# TASK DIRECTIONS
Without omitting anything, retype the data that follows.

---------- EXTRACTED DATA

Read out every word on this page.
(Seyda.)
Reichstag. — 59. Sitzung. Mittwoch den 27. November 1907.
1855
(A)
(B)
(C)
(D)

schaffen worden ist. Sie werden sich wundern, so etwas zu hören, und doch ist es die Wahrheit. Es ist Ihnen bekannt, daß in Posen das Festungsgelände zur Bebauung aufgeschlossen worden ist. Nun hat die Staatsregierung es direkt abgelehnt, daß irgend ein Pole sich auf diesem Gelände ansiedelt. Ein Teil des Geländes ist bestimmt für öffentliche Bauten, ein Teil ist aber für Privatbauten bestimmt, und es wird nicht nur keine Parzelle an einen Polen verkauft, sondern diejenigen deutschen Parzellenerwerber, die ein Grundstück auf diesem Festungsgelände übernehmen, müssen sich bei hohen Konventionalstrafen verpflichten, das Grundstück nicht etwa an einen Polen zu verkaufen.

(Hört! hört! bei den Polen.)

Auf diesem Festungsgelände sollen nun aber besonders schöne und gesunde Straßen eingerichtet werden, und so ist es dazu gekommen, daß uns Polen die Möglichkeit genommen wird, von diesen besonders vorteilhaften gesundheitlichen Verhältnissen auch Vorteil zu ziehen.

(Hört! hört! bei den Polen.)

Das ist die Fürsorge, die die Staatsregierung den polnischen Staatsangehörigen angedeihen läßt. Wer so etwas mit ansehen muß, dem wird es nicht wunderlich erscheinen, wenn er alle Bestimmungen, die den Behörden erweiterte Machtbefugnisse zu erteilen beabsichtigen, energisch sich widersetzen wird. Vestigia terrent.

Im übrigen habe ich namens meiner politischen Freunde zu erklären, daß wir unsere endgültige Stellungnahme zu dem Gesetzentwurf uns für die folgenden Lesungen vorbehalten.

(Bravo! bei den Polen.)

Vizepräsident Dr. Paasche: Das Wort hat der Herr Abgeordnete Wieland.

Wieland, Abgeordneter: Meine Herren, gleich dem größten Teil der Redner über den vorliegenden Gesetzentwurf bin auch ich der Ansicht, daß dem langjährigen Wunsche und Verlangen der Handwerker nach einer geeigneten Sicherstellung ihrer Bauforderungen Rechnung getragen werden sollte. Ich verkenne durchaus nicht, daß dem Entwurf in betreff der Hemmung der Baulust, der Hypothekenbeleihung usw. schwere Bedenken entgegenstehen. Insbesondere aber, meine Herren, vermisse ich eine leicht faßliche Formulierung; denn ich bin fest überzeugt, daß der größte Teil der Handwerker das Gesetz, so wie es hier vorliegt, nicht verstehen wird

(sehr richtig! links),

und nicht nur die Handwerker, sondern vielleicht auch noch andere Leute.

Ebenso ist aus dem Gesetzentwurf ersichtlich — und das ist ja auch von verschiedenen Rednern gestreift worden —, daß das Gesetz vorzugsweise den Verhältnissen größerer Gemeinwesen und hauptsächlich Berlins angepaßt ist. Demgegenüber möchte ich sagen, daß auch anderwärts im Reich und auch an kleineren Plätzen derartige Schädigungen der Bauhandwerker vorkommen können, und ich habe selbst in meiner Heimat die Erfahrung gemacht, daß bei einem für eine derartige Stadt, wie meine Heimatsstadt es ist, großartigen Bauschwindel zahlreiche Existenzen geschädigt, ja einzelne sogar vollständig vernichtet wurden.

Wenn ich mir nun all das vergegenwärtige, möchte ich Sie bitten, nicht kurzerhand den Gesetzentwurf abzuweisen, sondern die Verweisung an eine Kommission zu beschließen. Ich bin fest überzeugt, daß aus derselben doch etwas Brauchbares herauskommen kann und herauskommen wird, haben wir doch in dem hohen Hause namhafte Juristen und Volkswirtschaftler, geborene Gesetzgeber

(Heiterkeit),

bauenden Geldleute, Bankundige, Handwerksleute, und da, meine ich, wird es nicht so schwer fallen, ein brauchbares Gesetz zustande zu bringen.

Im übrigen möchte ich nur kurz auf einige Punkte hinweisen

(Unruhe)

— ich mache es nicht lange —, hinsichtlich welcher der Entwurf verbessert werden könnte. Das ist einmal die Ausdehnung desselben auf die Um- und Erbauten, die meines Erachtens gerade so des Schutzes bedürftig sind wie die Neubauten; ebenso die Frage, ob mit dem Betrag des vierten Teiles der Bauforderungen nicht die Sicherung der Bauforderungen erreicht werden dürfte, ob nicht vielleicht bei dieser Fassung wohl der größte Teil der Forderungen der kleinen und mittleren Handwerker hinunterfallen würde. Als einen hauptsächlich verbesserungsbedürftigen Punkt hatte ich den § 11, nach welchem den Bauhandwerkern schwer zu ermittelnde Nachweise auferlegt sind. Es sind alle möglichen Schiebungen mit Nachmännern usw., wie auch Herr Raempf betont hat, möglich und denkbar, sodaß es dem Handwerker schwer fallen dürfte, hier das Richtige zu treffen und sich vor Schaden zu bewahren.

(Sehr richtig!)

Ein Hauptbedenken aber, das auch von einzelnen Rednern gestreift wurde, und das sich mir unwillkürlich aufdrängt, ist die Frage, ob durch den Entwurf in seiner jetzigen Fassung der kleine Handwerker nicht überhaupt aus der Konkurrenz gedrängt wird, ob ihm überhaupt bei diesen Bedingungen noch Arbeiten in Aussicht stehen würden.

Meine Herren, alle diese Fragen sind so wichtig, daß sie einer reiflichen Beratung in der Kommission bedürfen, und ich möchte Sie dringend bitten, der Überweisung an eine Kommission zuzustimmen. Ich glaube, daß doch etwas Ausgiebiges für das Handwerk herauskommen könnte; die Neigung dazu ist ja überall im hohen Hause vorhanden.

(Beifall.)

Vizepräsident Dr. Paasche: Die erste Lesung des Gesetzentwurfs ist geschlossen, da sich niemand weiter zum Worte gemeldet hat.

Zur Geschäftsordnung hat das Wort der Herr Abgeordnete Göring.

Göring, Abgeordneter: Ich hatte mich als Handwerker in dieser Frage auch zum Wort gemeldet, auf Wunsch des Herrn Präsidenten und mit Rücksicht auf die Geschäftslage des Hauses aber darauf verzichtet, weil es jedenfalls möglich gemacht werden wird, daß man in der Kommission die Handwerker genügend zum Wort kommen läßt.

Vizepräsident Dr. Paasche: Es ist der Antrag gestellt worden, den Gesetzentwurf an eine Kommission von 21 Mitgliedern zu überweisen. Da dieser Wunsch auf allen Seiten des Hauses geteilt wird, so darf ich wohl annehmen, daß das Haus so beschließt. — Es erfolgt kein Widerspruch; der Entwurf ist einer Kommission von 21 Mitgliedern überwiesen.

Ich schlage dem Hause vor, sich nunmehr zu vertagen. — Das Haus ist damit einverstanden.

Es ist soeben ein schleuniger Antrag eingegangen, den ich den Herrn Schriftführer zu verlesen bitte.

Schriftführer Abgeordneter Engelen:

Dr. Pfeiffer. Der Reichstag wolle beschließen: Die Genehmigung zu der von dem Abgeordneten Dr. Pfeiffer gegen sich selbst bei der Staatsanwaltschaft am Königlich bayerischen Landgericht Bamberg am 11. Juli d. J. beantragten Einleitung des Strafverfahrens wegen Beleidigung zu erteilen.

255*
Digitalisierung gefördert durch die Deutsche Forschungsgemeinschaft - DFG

--------------------

# RESPONSE TO THIS TASK
Read out every word on this page.
(Seyda.)
Reichstag. — 59. Sitzung. Mittwoch den 27. November 1907.
1855
(A)
(B)
(C)
(D)

schaffen worden ist. Sie werden sich wundern, so etwas zu hören, und doch ist es die Wahrheit. Es ist Ihnen bekannt, daß in Posen das Festungsgelände zur Bebauung aufgeschlossen worden ist. Nun hat die Staatsregierung es direkt abgelehnt, daß irgend ein Pole sich auf diesem Gelände ansiedelt. Ein Teil des Geländes ist bestimmt für öffentliche Bauten, ein Teil ist aber für Privatbauten bestimmt, und es wird nicht nur keine Parzelle an einen Polen verkauft, sondern diejenigen deutschen Parzellenerwerber, die ein Grundstück auf diesem Festungsgelände übernehmen, müssen sich bei hohen Konventionalstrafen verpflichten, das Grundstück nicht etwa an einen Polen zu verkaufen.

(Hört! hört! bei den Polen.)

Auf diesem Festungsgelände sollen nun aber besonders schöne und gesunde Straßen eingerichtet werden, und so ist es dazu gekommen, daß uns Polen die Möglichkeit genommen wird, von diesen besonders vorteilhaften gesundheitlichen Verhältnissen auch Vorteil zu ziehen.

(Hört! hört! bei den Polen.)

Das ist die Fürsorge, die die Staatsregierung den polnischen Staatsangehörigen angedeihen läßt. Wer so etwas mit ansehen muß, dem wird es nicht wunderlich erscheinen, wenn er alle Bestimmungen, die den Behörden erweiterte Machtbefugnisse zu erteilen beabsichtigen, energisch sich widersetzen wird. Vestigia terrent.

Im übrigen habe ich namens meiner politischen Freunde zu erklären, daß wir unsere endgültige Stellungnahme zu dem Gesetzentwurf uns für die folgenden Lesungen vorbehalten.

(Bravo! bei den Polen.)

Vizepräsident Dr. Paasche: Das Wort hat der Herr Abgeordnete Wieland.

Wieland, Abgeordneter: Meine Herren, gleich dem größten Teil der Redner über den vorliegenden Gesetzentwurf bin auch ich der Ansicht, daß dem langjährigen Wunsche und Verlangen der Handwerker nach einer geeigneten Sicherstellung ihrer Bauforderungen Rechnung getragen werden sollte. Ich verkenne durchaus nicht, daß dem Entwurf in betreff der Hemmung der Baulust, der Hypothekenbeleihung usw. schwere Bedenken entgegenstehen. Insbesondere aber, meine Herren, vermisse ich eine leicht faßliche Formulierung; denn ich bin fest überzeugt, daß der größte Teil der Handwerker das Gesetz, so wie es hier vorliegt, nicht verstehen wird

(sehr richtig! links),

und nicht nur die Handwerker, sondern vielleicht auch noch andere Leute.

Ebenso ist aus dem Gesetzentwurf ersichtlich — und das ist ja auch von verschiedenen Rednern gestreift worden —, daß das Gesetz vorzugsweise den Verhältnissen größerer Gemeinwesen und hauptsächlich Berlins angepaßt ist. Demgegenüber möchte ich sagen, daß auch anderwärts im Reich und auch an kleineren Plätzen derartige Schädigungen der Bauhandwerker vorkommen können, und ich habe selbst in meiner Heimat die Erfahrung gemacht, daß bei einem für eine derartige Stadt, wie meine Heimatsstadt es ist, großartigen Bauschwindel zahlreiche Existenzen geschädigt, ja einzelne sogar vollständig vernichtet wurden.

Wenn ich mir nun all das vergegenwärtige, möchte ich Sie bitten, nicht kurzerhand den Gesetzentwurf abzuweisen, sondern die Verweisung an eine Kommission zu beschließen. Ich bin fest überzeugt, daß aus derselben doch etwas Brauchbares herauskommen kann und herauskommen wird, haben wir doch in dem hohen Hause namhafte Juristen und Volkswirtschaftler, geborene Gesetzgeber

(Heiterkeit),

bauenden Geldleute, Bankundige, Handwerksleute, und da, meine ich, wird es nicht so schwer fallen, ein brauchbares Gesetz zustande zu bringen.

Im übrigen möchte ich nur kurz auf einige Punkte hinweisen

(Unruhe)

— ich mache es nicht lange —, hinsichtlich welcher der Entwurf verbessert werden könnte. Das ist einmal die Ausdehnung desselben auf die Um- und Erbauten, die meines Erachtens gerade so des Schutzes bedürftig sind wie die Neubauten; ebenso die Frage, ob mit dem Betrag des vierten Teiles der Bauforderungen nicht die Sicherung der Bauforderungen erreicht werden dürfte, ob nicht vielleicht bei dieser Fassung wohl der größte Teil der Forderungen der kleinen und mittleren Handwerker hinunterfallen würde. Als einen hauptsächlich verbesserungsbedürftigen Punkt hatte ich den § 11, nach welchem den Bauhandwerkern schwer zu ermittelnde Nachweise auferlegt sind. Es sind alle möglichen Schiebungen mit Nachmännern usw., wie auch Herr Raempf betont hat, möglich und denkbar, sodaß es dem Handwerker schwer fallen dürfte, hier das Richtige zu treffen und sich vor Schaden zu bewahren.

(Sehr richtig!)

Ein Hauptbedenken aber, das auch von einzelnen Rednern gestreift wurde, und das sich mir unwillkürlich aufdrängt, ist die Frage, ob durch den Entwurf in seiner jetzigen Fassung der kleine Handwerker nicht überhaupt aus der Konkurrenz gedrängt wird, ob ihm überhaupt bei diesen Bedingungen noch Arbeiten in Aussicht stehen würden.

Meine Herren, alle diese Fragen sind so wichtig, daß sie einer reiflichen Beratung in der Kommission bedürfen, und ich möchte Sie dringend bitten, der Überweisung an eine Kommission zuzustimmen. Ich glaube, daß doch etwas Ausgiebiges für das Handwerk herauskommen könnte; die Neigung dazu ist ja überall im hohen Hause vorhanden.

(Beifall.)

Vizepräsident Dr. Paasche: Die erste Lesung des Gesetzentwurfs ist geschlossen, da sich niemand weiter zum Worte gemeldet hat.

Zur Geschäftsordnung hat das Wort der Herr Abgeordnete Göring.

Göring, Abgeordneter: Ich hatte mich als Handwerker in dieser Frage auch zum Wort gemeldet, auf Wunsch des Herrn Präsidenten und mit Rücksicht auf die Geschäftslage des Hauses aber darauf verzichtet, weil es jedenfalls möglich gemacht werden wird, daß man in der Kommission die Handwerker genügend zum Wort kommen läßt.

Vizepräsident Dr. Paasche: Es ist der Antrag gestellt worden, den Gesetzentwurf an eine Kommission von 21 Mitgliedern zu überweisen. Da dieser Wunsch auf allen Seiten des Hauses geteilt wird, so darf ich wohl annehmen, daß das Haus so beschließt. — Es erfolgt kein Widerspruch; der Entwurf ist einer Kommission von 21 Mitgliedern überwiesen.

Ich schlage dem Hause vor, sich nunmehr zu vertagen. — Das Haus ist damit einverstanden.

Es ist soeben ein schleuniger Antrag eingegangen, den ich den Herrn Schriftführer zu verlesen bitte.

Schriftführer Abgeordneter Engelen:

Dr. Pfeiffer. Der Reichstag wolle beschließen: Die Genehmigung zu der von dem Abgeordneten Dr. Pfeiffer gegen sich selbst bei der Staatsanwaltschaft am Königlich bayerischen Landgericht Bamberg am 11. Juli d. J. beantragten Einleitung des Strafverfahrens wegen Beleidigung zu erteilen.

255*
Digitalisierung gefördert durch die Deutsche Forschungsgemeinschaft - DFG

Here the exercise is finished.